Sort through the data and copy the lines holding the word "jade".

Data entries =
'''

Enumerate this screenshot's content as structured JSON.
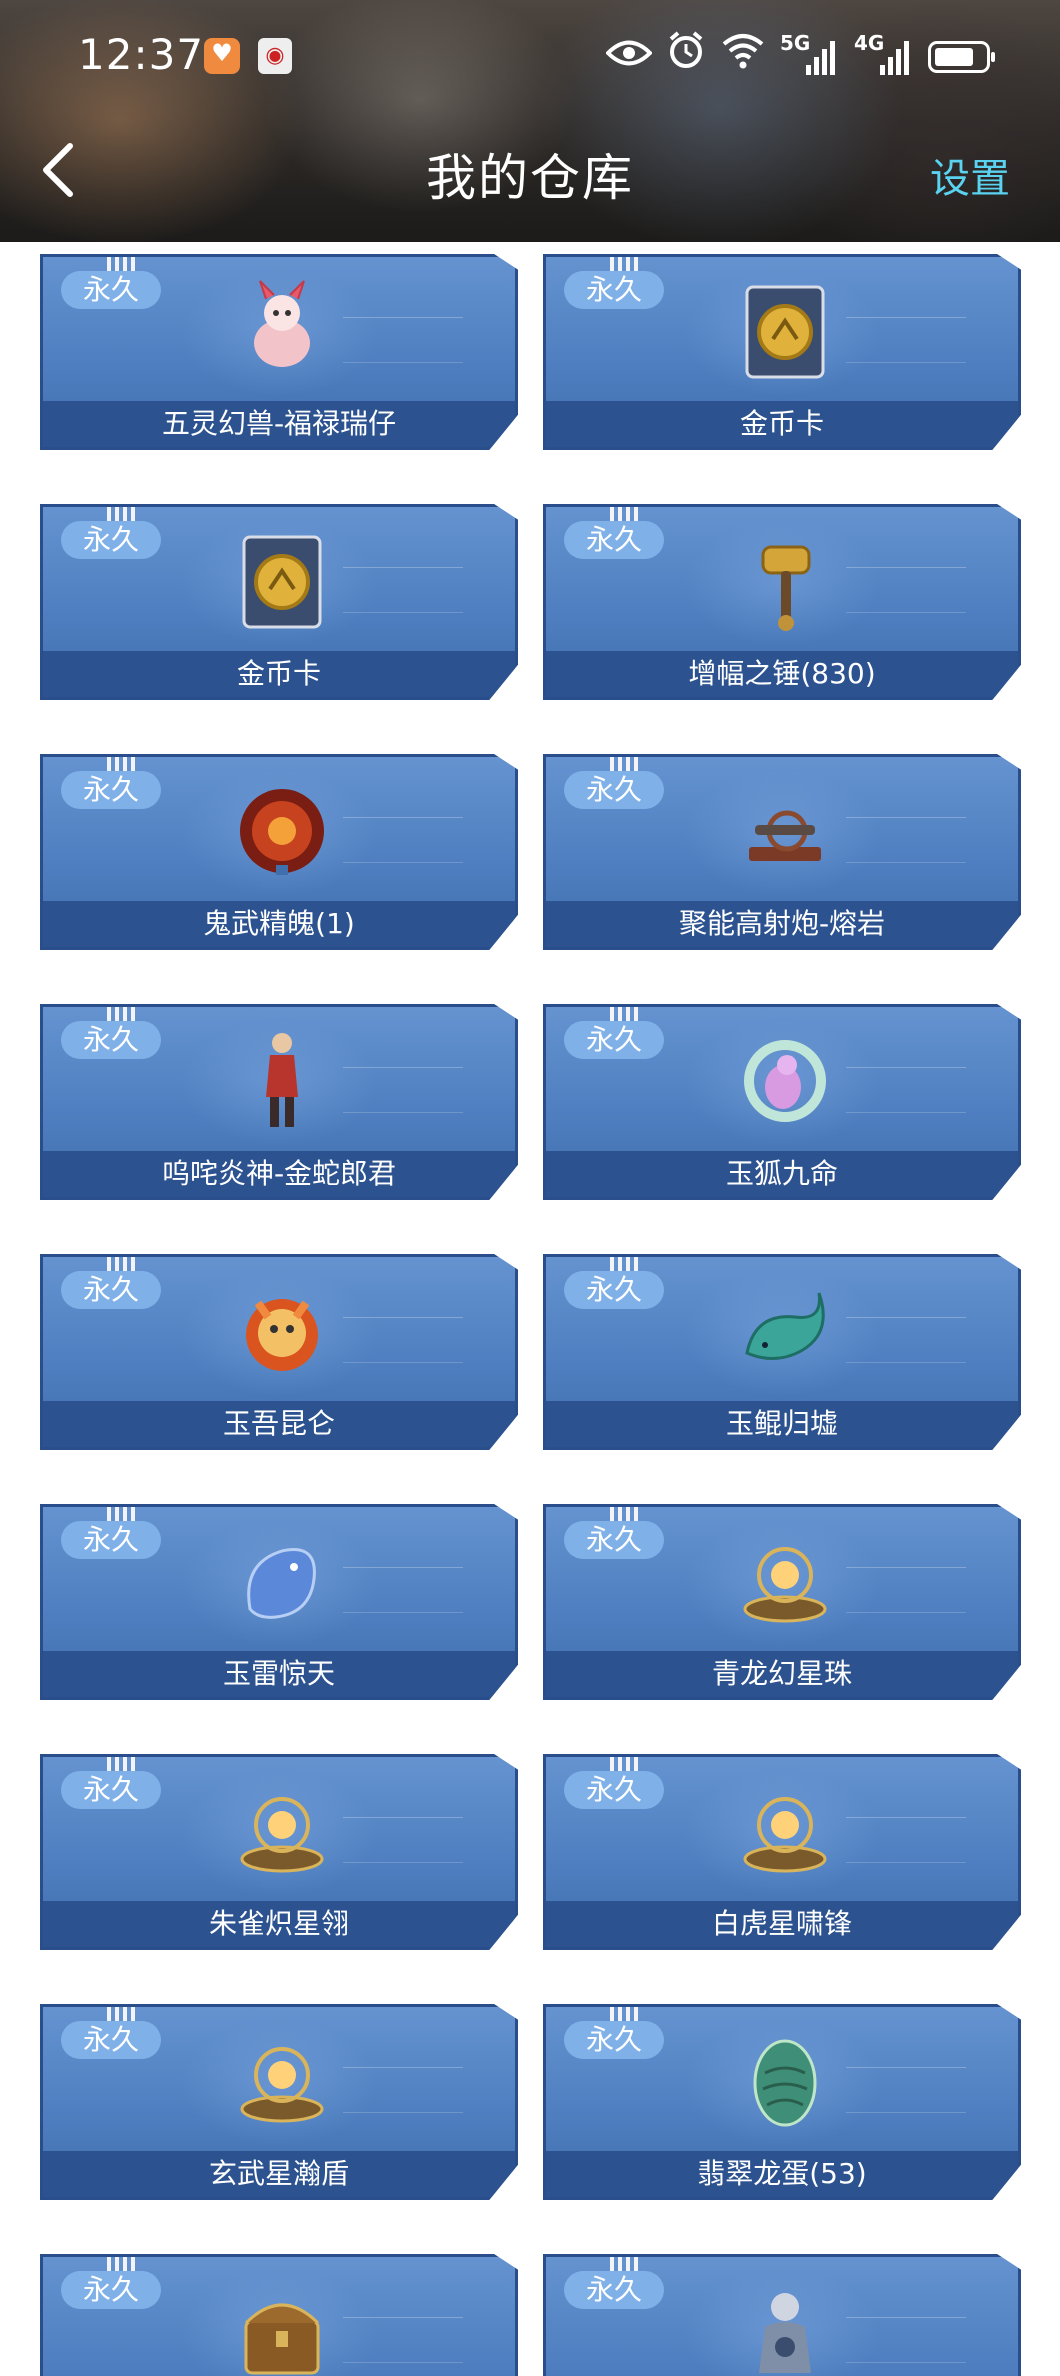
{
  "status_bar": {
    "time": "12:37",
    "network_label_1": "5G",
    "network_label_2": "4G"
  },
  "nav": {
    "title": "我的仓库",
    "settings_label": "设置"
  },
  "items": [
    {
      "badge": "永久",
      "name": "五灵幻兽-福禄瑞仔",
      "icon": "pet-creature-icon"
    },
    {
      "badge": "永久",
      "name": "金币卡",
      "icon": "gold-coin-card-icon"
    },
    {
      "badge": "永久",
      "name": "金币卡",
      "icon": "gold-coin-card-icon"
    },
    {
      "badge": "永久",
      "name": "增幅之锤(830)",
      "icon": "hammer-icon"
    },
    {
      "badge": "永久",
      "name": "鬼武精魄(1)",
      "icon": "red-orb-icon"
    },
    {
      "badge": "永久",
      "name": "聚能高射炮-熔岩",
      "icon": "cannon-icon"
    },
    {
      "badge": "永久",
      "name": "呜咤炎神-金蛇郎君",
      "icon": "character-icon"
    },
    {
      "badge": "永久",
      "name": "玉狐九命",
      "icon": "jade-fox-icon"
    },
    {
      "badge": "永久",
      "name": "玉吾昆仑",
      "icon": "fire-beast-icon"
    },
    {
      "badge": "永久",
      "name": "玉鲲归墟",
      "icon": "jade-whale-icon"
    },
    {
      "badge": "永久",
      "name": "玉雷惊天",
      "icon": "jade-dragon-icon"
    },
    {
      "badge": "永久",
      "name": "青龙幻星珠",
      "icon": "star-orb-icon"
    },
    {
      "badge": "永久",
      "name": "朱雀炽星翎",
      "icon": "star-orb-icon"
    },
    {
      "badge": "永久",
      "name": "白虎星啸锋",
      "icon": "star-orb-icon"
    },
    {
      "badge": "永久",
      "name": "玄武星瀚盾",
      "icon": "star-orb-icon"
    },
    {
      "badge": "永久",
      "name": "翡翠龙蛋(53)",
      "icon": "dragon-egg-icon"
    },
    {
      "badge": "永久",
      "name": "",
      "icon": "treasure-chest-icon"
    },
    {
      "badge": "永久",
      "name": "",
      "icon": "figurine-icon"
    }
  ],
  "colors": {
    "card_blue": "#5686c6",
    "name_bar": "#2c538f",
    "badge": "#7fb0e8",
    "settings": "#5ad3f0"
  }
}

'''
'''

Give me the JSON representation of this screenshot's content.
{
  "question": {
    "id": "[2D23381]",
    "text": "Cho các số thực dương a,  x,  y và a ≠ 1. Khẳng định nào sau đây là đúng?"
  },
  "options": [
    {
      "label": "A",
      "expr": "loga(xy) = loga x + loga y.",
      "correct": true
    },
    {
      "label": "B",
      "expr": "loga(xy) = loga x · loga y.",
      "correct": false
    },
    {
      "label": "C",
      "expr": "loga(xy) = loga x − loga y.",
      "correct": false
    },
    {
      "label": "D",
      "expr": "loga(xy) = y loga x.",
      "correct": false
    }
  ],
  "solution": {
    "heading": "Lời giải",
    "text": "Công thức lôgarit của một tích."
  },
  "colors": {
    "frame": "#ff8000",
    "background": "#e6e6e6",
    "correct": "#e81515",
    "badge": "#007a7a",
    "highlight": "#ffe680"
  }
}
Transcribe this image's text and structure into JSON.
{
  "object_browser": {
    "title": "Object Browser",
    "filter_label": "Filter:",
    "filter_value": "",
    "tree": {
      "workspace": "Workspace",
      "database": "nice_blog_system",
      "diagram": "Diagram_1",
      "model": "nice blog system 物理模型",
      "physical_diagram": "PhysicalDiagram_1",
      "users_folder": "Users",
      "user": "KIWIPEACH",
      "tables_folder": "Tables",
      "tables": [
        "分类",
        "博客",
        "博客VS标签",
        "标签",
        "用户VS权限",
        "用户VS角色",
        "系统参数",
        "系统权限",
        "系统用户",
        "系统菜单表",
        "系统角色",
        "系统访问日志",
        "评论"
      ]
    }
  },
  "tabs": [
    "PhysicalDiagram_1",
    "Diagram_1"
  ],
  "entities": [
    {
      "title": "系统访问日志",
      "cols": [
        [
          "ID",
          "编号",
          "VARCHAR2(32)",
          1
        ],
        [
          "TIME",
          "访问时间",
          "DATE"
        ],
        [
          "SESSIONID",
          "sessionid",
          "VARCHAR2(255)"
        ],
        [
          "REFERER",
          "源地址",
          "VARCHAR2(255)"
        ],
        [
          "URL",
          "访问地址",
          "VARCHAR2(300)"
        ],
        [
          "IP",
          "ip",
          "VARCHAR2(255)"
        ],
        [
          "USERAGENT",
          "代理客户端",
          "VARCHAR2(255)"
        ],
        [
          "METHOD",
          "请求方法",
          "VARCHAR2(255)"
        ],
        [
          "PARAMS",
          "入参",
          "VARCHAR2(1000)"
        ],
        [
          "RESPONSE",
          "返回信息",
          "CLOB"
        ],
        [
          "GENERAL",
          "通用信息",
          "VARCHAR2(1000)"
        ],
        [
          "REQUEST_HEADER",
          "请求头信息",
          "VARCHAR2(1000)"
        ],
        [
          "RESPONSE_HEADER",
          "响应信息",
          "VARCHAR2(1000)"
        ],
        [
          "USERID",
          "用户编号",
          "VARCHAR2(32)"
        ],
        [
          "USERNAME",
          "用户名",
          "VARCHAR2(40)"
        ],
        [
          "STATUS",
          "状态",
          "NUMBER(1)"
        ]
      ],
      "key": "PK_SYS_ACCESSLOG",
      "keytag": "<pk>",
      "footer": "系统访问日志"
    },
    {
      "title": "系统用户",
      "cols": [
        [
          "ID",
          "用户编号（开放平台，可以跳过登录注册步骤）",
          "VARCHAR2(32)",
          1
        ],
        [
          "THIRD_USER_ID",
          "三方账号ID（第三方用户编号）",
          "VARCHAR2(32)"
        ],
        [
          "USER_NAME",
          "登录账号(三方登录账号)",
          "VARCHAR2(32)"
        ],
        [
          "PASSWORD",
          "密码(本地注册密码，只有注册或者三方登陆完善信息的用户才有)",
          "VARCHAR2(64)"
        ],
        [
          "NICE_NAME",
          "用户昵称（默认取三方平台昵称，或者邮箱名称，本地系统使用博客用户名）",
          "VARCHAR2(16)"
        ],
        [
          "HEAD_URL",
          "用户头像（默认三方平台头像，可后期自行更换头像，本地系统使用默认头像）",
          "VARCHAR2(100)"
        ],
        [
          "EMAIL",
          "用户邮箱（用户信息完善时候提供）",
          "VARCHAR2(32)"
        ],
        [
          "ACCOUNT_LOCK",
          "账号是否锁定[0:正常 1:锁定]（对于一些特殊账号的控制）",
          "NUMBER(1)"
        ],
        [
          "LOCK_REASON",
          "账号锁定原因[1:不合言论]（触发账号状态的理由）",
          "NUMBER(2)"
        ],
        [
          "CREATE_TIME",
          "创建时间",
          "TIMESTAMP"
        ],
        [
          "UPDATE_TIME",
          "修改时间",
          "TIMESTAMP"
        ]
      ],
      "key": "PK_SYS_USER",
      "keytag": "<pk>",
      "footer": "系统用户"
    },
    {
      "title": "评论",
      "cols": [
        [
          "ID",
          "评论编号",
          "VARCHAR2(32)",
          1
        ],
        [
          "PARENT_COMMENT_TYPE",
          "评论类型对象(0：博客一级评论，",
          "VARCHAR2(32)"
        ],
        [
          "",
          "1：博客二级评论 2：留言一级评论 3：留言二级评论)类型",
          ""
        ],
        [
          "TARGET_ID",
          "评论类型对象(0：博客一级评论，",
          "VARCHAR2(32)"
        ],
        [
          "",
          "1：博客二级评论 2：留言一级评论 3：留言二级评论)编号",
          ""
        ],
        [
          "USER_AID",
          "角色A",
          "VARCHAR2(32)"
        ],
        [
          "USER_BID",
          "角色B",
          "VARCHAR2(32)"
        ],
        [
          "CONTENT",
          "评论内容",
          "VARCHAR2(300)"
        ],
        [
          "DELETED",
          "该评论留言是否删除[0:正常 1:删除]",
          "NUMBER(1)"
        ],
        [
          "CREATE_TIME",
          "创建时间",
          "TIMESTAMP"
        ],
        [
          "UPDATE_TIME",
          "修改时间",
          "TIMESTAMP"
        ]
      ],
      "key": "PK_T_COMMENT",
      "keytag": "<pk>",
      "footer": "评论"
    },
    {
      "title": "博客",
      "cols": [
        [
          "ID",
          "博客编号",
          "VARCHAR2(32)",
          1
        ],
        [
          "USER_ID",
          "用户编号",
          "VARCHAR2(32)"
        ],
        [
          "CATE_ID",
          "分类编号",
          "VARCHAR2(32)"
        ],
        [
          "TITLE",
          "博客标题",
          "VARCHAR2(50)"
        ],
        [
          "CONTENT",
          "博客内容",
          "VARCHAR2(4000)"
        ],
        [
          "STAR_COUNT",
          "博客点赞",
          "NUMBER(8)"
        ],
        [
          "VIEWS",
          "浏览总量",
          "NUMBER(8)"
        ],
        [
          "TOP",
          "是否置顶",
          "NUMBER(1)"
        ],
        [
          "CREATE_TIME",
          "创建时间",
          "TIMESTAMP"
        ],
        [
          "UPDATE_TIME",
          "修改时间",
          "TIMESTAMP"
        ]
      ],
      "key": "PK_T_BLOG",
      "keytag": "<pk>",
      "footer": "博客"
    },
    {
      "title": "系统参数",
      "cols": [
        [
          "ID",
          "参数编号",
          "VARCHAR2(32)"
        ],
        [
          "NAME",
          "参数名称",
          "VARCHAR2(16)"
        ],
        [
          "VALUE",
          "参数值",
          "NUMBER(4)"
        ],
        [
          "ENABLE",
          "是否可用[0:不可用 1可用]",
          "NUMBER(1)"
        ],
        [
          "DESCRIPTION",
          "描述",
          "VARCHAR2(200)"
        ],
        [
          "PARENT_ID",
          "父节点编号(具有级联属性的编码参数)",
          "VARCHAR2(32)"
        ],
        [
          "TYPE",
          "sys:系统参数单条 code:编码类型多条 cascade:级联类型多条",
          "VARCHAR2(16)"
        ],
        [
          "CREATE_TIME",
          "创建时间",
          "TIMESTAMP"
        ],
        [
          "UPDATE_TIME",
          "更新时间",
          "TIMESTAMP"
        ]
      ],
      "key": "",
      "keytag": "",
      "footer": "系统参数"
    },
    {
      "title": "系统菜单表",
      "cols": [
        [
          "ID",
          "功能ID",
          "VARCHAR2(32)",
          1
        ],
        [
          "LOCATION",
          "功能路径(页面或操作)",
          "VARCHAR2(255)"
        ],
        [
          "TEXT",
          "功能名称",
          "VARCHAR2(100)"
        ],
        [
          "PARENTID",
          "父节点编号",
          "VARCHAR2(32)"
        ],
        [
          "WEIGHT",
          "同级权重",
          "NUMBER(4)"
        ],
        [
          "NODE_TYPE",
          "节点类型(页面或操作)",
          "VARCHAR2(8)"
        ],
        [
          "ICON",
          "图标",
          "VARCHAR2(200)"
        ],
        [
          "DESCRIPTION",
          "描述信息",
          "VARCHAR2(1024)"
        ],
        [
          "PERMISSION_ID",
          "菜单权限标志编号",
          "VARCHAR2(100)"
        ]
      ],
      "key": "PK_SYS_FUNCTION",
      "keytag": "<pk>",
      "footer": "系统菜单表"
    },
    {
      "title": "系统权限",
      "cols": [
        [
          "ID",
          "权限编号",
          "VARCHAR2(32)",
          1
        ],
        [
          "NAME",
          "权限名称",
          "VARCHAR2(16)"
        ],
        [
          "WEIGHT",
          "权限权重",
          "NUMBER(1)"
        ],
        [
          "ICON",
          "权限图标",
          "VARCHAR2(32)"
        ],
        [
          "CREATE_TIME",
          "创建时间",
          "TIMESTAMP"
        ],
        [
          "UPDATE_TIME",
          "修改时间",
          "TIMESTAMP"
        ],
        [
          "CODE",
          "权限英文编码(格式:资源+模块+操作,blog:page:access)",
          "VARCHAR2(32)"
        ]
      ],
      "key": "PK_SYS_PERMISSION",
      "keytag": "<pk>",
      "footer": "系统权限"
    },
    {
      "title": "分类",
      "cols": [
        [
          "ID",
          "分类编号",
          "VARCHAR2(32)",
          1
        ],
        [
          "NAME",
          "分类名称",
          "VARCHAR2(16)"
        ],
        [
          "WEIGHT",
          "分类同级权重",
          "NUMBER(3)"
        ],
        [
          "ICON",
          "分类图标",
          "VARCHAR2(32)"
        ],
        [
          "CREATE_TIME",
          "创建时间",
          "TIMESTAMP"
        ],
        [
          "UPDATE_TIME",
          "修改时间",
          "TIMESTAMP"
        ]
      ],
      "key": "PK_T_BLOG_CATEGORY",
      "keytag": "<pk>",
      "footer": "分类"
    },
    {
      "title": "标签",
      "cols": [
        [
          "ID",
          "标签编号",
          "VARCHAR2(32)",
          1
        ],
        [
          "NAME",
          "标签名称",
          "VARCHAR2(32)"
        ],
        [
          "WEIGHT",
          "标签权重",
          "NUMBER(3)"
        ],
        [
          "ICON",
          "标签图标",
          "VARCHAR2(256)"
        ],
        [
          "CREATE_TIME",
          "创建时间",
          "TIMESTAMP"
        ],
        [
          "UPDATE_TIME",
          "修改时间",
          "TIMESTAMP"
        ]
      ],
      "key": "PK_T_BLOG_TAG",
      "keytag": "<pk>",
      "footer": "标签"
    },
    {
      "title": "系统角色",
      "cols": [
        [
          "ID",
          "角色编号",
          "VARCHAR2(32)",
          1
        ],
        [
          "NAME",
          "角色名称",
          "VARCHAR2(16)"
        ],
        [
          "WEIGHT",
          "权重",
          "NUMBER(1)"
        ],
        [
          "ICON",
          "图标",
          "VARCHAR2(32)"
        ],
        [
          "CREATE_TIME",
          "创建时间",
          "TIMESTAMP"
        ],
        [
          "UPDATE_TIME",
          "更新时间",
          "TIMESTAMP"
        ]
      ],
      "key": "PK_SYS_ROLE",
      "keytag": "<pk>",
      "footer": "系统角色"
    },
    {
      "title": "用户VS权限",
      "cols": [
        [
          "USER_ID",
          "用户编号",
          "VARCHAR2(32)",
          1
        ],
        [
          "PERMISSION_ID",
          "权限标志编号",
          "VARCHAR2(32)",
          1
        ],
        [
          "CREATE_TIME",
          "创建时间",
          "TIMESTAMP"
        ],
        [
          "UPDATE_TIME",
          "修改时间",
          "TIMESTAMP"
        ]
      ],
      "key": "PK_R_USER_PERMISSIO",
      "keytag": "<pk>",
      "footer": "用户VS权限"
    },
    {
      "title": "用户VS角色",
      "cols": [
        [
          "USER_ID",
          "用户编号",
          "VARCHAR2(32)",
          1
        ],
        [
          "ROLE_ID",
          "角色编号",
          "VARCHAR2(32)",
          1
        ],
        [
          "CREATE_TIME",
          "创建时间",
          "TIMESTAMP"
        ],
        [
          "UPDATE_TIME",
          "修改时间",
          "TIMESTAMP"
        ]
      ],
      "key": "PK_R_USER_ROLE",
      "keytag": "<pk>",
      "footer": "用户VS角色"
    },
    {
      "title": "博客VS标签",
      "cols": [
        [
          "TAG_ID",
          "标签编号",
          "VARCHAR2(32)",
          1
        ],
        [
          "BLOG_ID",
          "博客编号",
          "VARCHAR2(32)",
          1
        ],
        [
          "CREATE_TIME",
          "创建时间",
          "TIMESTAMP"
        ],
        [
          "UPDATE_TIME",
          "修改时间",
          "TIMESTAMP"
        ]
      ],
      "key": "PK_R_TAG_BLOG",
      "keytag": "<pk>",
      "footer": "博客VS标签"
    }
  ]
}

'''

SOLUTION BELOW =
      "icon": "jade-fox-icon"
      "icon": "jade-whale-icon"
      "icon": "jade-dragon-icon"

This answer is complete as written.